§ **WHAT IS EXPECTED**: Restate all of the data exactly.

§ **Stored dataset items**:

———

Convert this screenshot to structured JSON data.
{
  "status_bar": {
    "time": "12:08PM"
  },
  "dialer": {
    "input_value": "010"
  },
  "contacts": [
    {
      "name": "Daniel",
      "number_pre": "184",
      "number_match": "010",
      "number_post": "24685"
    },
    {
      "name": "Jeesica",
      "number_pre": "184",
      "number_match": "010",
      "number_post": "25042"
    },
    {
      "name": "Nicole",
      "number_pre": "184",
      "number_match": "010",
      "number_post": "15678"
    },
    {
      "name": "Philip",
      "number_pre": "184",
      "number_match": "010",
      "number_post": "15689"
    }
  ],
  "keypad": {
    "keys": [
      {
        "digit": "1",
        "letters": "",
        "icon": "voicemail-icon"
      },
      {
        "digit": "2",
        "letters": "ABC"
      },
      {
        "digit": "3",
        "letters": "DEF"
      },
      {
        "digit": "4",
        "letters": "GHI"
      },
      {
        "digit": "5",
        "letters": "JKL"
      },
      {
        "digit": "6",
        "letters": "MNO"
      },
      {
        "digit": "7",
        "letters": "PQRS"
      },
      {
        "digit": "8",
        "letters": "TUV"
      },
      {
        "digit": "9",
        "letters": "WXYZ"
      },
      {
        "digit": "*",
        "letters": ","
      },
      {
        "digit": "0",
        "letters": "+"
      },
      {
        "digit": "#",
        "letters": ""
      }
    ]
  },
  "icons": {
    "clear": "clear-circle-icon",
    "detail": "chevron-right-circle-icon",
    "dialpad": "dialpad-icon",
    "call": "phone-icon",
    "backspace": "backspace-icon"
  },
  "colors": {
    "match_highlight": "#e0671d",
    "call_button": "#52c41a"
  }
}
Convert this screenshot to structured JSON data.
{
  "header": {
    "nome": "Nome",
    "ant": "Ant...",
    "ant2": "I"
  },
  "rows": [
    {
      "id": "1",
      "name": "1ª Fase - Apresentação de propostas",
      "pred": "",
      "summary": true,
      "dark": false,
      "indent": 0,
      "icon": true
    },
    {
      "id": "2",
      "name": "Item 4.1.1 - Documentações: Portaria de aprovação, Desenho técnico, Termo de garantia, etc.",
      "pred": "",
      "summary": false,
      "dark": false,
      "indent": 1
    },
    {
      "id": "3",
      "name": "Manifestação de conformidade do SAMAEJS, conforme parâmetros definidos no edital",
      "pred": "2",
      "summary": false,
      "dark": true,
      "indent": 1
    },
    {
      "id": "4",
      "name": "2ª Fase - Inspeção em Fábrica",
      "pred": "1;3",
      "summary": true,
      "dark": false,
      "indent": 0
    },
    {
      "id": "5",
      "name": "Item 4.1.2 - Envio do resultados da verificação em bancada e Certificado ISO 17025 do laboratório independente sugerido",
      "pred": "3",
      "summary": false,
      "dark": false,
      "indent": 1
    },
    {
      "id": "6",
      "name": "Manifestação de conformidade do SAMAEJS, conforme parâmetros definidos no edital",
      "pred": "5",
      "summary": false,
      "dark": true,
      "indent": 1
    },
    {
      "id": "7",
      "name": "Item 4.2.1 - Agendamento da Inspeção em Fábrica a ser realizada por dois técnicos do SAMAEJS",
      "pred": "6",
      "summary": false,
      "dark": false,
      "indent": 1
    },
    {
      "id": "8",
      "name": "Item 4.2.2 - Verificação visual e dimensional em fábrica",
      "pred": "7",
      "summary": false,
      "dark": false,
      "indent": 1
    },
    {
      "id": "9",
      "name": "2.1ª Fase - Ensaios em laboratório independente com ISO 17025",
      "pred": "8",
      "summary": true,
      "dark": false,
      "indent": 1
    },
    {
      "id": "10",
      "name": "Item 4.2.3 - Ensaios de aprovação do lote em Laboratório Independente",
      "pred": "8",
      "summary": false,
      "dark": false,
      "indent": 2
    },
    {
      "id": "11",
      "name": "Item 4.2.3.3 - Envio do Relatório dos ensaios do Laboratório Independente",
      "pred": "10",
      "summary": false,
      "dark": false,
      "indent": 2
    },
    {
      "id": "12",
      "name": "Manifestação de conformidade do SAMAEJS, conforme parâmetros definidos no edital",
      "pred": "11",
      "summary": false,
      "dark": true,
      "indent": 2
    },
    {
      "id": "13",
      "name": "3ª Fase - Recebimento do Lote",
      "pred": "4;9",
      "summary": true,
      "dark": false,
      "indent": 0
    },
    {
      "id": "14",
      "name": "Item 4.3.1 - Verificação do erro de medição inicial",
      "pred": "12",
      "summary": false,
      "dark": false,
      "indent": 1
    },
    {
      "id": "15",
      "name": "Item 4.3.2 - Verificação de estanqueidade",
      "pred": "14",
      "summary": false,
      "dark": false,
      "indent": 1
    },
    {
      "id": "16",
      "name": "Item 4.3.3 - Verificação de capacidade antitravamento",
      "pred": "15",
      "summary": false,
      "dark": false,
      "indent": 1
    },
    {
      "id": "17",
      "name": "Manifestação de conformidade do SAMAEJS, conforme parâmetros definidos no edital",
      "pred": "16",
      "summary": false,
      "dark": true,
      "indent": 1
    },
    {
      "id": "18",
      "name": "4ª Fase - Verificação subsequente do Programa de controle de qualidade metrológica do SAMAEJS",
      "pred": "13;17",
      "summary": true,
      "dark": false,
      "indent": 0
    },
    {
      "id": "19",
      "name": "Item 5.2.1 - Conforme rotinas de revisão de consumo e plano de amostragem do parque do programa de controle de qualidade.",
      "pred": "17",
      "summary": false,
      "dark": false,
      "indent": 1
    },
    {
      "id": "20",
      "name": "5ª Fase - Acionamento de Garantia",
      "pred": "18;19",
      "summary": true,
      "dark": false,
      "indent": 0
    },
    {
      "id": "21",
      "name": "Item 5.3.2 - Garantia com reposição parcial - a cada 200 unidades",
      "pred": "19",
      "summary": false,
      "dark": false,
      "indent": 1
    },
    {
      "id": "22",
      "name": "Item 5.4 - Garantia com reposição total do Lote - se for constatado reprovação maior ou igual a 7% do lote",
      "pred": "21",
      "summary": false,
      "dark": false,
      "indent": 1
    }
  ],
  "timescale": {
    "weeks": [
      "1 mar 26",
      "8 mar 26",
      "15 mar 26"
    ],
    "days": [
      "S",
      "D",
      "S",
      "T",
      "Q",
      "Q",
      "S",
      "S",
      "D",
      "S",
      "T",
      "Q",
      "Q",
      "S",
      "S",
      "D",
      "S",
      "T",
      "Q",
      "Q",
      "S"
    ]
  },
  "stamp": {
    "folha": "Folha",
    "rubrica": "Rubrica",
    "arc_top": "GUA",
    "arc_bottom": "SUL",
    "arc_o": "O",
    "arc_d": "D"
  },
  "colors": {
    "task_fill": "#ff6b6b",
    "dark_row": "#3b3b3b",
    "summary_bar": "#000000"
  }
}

———

§ **OUTPUT FOR THIS EXERCISE**:
Convert this screenshot to structured JSON data.
{
  "status_bar": {
    "time": "12:08PM"
  },
  "dialer": {
    "input_value": "010"
  },
  "contacts": [
    {
      "name": "Daniel",
      "number_pre": "184",
      "number_match": "010",
      "number_post": "24685"
    },
    {
      "name": "Jeesica",
      "number_pre": "184",
      "number_match": "010",
      "number_post": "25042"
    },
    {
      "name": "Nicole",
      "number_pre": "184",
      "number_match": "010",
      "number_post": "15678"
    },
    {
      "name": "Philip",
      "number_pre": "184",
      "number_match": "010",
      "number_post": "15689"
    }
  ],
  "keypad": {
    "keys": [
      {
        "digit": "1",
        "letters": "",
        "icon": "voicemail-icon"
      },
      {
        "digit": "2",
        "letters": "ABC"
      },
      {
        "digit": "3",
        "letters": "DEF"
      },
      {
        "digit": "4",
        "letters": "GHI"
      },
      {
        "digit": "5",
        "letters": "JKL"
      },
      {
        "digit": "6",
        "letters": "MNO"
      },
      {
        "digit": "7",
        "letters": "PQRS"
      },
      {
        "digit": "8",
        "letters": "TUV"
      },
      {
        "digit": "9",
        "letters": "WXYZ"
      },
      {
        "digit": "*",
        "letters": ","
      },
      {
        "digit": "0",
        "letters": "+"
      },
      {
        "digit": "#",
        "letters": ""
      }
    ]
  },
  "icons": {
    "clear": "clear-circle-icon",
    "detail": "chevron-right-circle-icon",
    "dialpad": "dialpad-icon",
    "call": "phone-icon",
    "backspace": "backspace-icon"
  },
  "colors": {
    "match_highlight": "#e0671d",
    "call_button": "#52c41a"
  }
}
Convert this screenshot to structured JSON data.
{
  "header": {
    "nome": "Nome",
    "ant": "Ant...",
    "ant2": "I"
  },
  "rows": [
    {
      "id": "1",
      "name": "1ª Fase - Apresentação de propostas",
      "pred": "",
      "summary": true,
      "dark": false,
      "indent": 0,
      "icon": true
    },
    {
      "id": "2",
      "name": "Item 4.1.1 - Documentações: Portaria de aprovação, Desenho técnico, Termo de garantia, etc.",
      "pred": "",
      "summary": false,
      "dark": false,
      "indent": 1
    },
    {
      "id": "3",
      "name": "Manifestação de conformidade do SAMAEJS, conforme parâmetros definidos no edital",
      "pred": "2",
      "summary": false,
      "dark": true,
      "indent": 1
    },
    {
      "id": "4",
      "name": "2ª Fase - Inspeção em Fábrica",
      "pred": "1;3",
      "summary": true,
      "dark": false,
      "indent": 0
    },
    {
      "id": "5",
      "name": "Item 4.1.2 - Envio do resultados da verificação em bancada e Certificado ISO 17025 do laboratório independente sugerido",
      "pred": "3",
      "summary": false,
      "dark": false,
      "indent": 1
    },
    {
      "id": "6",
      "name": "Manifestação de conformidade do SAMAEJS, conforme parâmetros definidos no edital",
      "pred": "5",
      "summary": false,
      "dark": true,
      "indent": 1
    },
    {
      "id": "7",
      "name": "Item 4.2.1 - Agendamento da Inspeção em Fábrica a ser realizada por dois técnicos do SAMAEJS",
      "pred": "6",
      "summary": false,
      "dark": false,
      "indent": 1
    },
    {
      "id": "8",
      "name": "Item 4.2.2 - Verificação visual e dimensional em fábrica",
      "pred": "7",
      "summary": false,
      "dark": false,
      "indent": 1
    },
    {
      "id": "9",
      "name": "2.1ª Fase - Ensaios em laboratório independente com ISO 17025",
      "pred": "8",
      "summary": true,
      "dark": false,
      "indent": 1
    },
    {
      "id": "10",
      "name": "Item 4.2.3 - Ensaios de aprovação do lote em Laboratório Independente",
      "pred": "8",
      "summary": false,
      "dark": false,
      "indent": 2
    },
    {
      "id": "11",
      "name": "Item 4.2.3.3 - Envio do Relatório dos ensaios do Laboratório Independente",
      "pred": "10",
      "summary": false,
      "dark": false,
      "indent": 2
    },
    {
      "id": "12",
      "name": "Manifestação de conformidade do SAMAEJS, conforme parâmetros definidos no edital",
      "pred": "11",
      "summary": false,
      "dark": true,
      "indent": 2
    },
    {
      "id": "13",
      "name": "3ª Fase - Recebimento do Lote",
      "pred": "4;9",
      "summary": true,
      "dark": false,
      "indent": 0
    },
    {
      "id": "14",
      "name": "Item 4.3.1 - Verificação do erro de medição inicial",
      "pred": "12",
      "summary": false,
      "dark": false,
      "indent": 1
    },
    {
      "id": "15",
      "name": "Item 4.3.2 - Verificação de estanqueidade",
      "pred": "14",
      "summary": false,
      "dark": false,
      "indent": 1
    },
    {
      "id": "16",
      "name": "Item 4.3.3 - Verificação de capacidade antitravamento",
      "pred": "15",
      "summary": false,
      "dark": false,
      "indent": 1
    },
    {
      "id": "17",
      "name": "Manifestação de conformidade do SAMAEJS, conforme parâmetros definidos no edital",
      "pred": "16",
      "summary": false,
      "dark": true,
      "indent": 1
    },
    {
      "id": "18",
      "name": "4ª Fase - Verificação subsequente do Programa de controle de qualidade metrológica do SAMAEJS",
      "pred": "13;17",
      "summary": true,
      "dark": false,
      "indent": 0
    },
    {
      "id": "19",
      "name": "Item 5.2.1 - Conforme rotinas de revisão de consumo e plano de amostragem do parque do programa de controle de qualidade.",
      "pred": "17",
      "summary": false,
      "dark": false,
      "indent": 1
    },
    {
      "id": "20",
      "name": "5ª Fase - Acionamento de Garantia",
      "pred": "18;19",
      "summary": true,
      "dark": false,
      "indent": 0
    },
    {
      "id": "21",
      "name": "Item 5.3.2 - Garantia com reposição parcial - a cada 200 unidades",
      "pred": "19",
      "summary": false,
      "dark": false,
      "indent": 1
    },
    {
      "id": "22",
      "name": "Item 5.4 - Garantia com reposição total do Lote - se for constatado reprovação maior ou igual a 7% do lote",
      "pred": "21",
      "summary": false,
      "dark": false,
      "indent": 1
    }
  ],
  "timescale": {
    "weeks": [
      "1 mar 26",
      "8 mar 26",
      "15 mar 26"
    ],
    "days": [
      "S",
      "D",
      "S",
      "T",
      "Q",
      "Q",
      "S",
      "S",
      "D",
      "S",
      "T",
      "Q",
      "Q",
      "S",
      "S",
      "D",
      "S",
      "T",
      "Q",
      "Q",
      "S"
    ]
  },
  "stamp": {
    "folha": "Folha",
    "rubrica": "Rubrica",
    "arc_top": "GUA",
    "arc_bottom": "SUL",
    "arc_o": "O",
    "arc_d": "D"
  },
  "colors": {
    "task_fill": "#ff6b6b",
    "dark_row": "#3b3b3b",
    "summary_bar": "#000000"
  }
}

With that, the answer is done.